Dataset entries on figures
***
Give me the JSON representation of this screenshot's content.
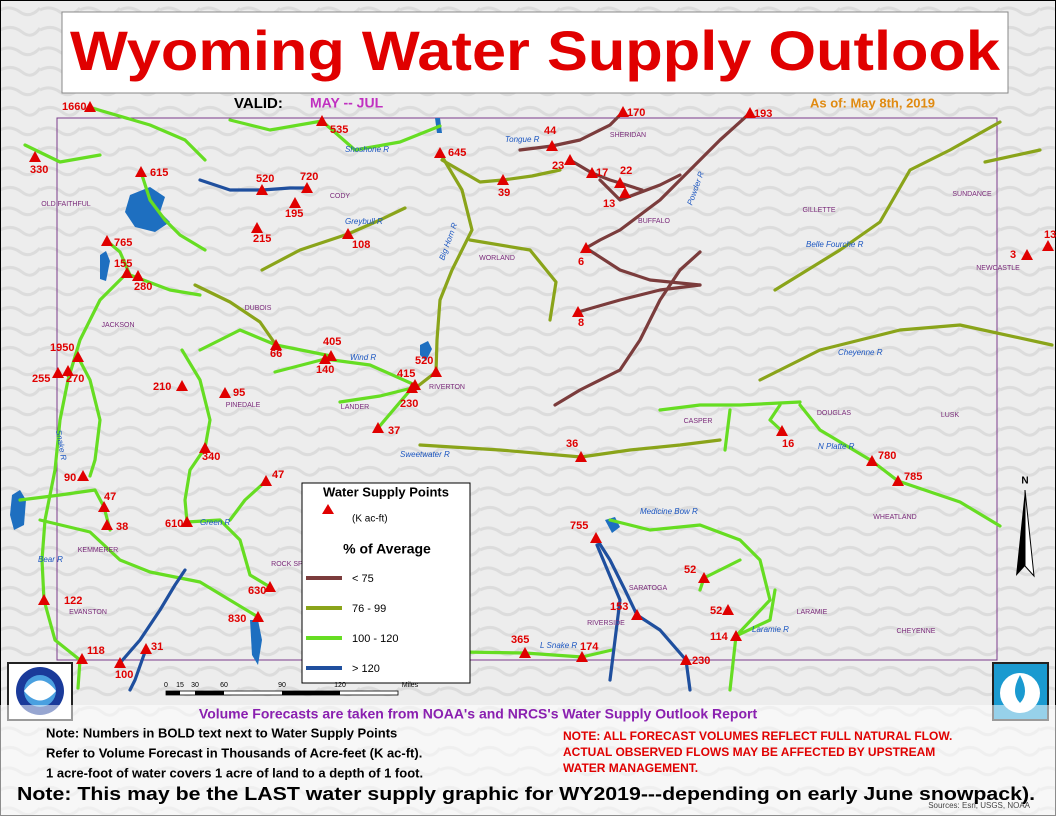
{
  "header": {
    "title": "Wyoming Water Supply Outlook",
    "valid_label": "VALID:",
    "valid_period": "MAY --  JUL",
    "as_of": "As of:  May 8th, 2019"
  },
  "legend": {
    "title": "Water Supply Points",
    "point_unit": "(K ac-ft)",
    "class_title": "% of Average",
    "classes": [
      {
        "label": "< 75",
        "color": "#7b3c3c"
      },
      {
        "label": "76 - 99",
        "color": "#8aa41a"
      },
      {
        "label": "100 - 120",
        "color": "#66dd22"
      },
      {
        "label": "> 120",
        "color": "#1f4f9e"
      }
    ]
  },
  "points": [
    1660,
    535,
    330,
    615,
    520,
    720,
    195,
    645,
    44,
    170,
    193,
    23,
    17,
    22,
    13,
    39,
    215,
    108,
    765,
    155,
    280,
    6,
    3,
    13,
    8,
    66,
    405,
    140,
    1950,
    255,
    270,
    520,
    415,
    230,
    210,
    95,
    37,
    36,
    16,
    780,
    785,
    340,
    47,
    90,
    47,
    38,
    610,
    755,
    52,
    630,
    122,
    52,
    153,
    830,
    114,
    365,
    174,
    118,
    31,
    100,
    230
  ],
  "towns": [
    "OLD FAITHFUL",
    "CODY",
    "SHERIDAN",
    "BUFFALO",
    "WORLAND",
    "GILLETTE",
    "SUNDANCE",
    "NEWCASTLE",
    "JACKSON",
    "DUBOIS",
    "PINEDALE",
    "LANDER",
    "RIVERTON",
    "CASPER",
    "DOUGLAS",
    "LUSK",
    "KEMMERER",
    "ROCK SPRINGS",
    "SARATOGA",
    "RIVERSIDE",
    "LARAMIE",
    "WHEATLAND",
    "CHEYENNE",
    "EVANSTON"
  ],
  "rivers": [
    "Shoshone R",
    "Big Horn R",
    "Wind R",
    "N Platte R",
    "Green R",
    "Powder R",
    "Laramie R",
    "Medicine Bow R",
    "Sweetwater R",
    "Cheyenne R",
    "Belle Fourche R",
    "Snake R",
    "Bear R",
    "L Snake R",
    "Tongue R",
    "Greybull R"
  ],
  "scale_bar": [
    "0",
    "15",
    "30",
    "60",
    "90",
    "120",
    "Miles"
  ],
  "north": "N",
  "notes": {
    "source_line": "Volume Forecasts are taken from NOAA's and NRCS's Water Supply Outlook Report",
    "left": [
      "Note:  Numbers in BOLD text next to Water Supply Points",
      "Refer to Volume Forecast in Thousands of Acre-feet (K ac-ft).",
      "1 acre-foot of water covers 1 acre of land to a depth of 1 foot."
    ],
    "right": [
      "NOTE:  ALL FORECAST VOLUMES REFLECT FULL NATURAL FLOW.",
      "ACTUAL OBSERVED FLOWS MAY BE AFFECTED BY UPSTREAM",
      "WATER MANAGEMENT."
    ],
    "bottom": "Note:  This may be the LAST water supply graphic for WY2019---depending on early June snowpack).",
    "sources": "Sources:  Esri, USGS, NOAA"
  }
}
***
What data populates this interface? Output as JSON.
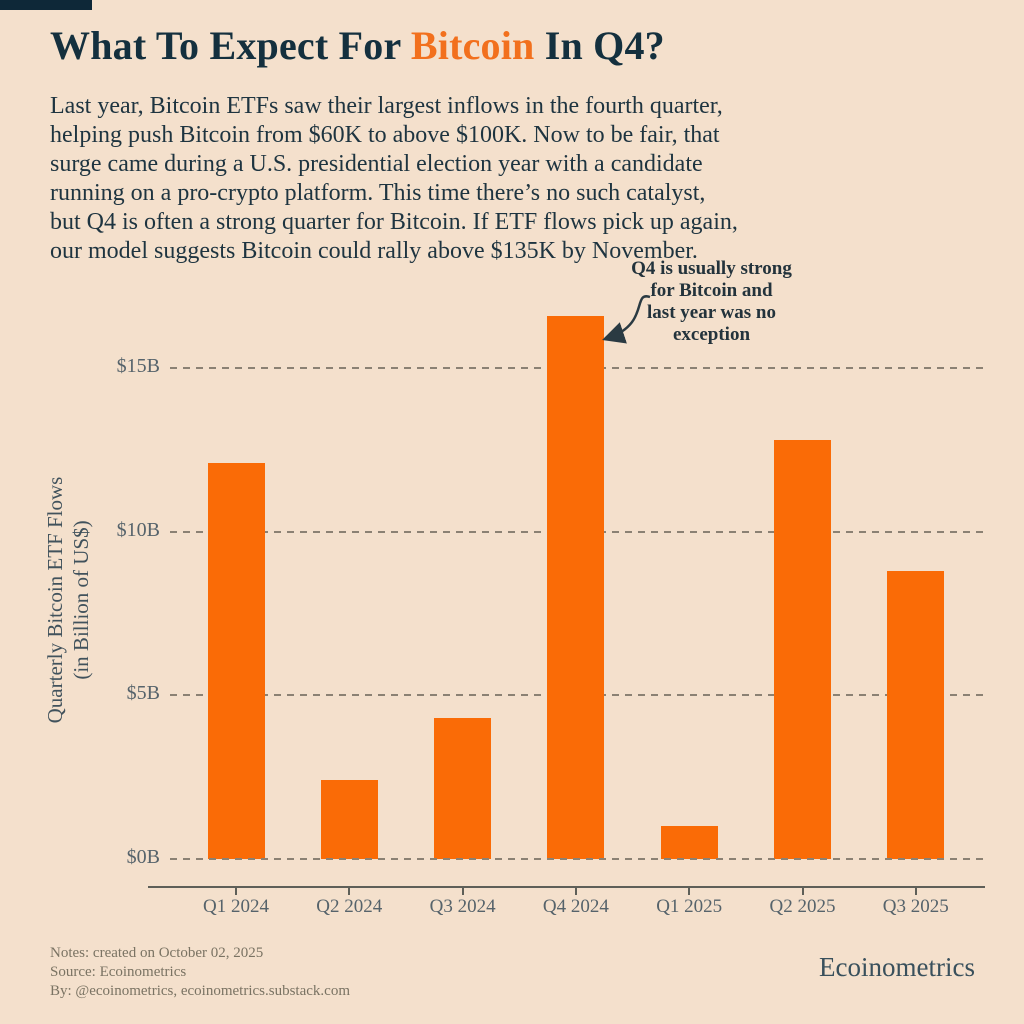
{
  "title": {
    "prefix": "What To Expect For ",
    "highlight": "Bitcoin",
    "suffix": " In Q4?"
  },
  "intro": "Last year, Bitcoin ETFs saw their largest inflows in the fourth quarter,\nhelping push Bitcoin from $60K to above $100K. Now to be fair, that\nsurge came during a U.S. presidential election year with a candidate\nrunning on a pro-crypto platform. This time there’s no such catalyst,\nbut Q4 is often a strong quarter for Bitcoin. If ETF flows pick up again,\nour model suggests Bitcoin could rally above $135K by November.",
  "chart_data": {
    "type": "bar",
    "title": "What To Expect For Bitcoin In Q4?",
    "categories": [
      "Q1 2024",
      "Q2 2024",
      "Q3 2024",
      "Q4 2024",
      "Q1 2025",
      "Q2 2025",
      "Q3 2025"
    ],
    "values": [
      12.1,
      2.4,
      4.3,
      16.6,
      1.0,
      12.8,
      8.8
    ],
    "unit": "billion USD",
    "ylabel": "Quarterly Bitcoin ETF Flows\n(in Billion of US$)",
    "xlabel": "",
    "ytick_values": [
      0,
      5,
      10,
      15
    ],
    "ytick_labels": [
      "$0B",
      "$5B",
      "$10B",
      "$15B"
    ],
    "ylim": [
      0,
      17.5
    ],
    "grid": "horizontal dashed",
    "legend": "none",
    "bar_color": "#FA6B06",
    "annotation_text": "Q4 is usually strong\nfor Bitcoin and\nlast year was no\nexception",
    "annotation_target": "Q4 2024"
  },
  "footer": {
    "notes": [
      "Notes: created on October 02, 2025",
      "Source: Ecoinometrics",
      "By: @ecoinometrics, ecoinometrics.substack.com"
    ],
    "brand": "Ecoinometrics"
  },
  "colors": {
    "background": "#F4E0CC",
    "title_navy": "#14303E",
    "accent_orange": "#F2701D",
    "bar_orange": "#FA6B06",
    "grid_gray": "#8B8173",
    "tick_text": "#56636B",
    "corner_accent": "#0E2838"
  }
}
***
EXERCISE INSTRUCTIONS
Report all lines of the data above that include the string "What".

ANSWER TO THE TASK
What data populates this interface? Output as JSON.
    "prefix": "What To Expect For ",
    "title": "What To Expect For Bitcoin In Q4?",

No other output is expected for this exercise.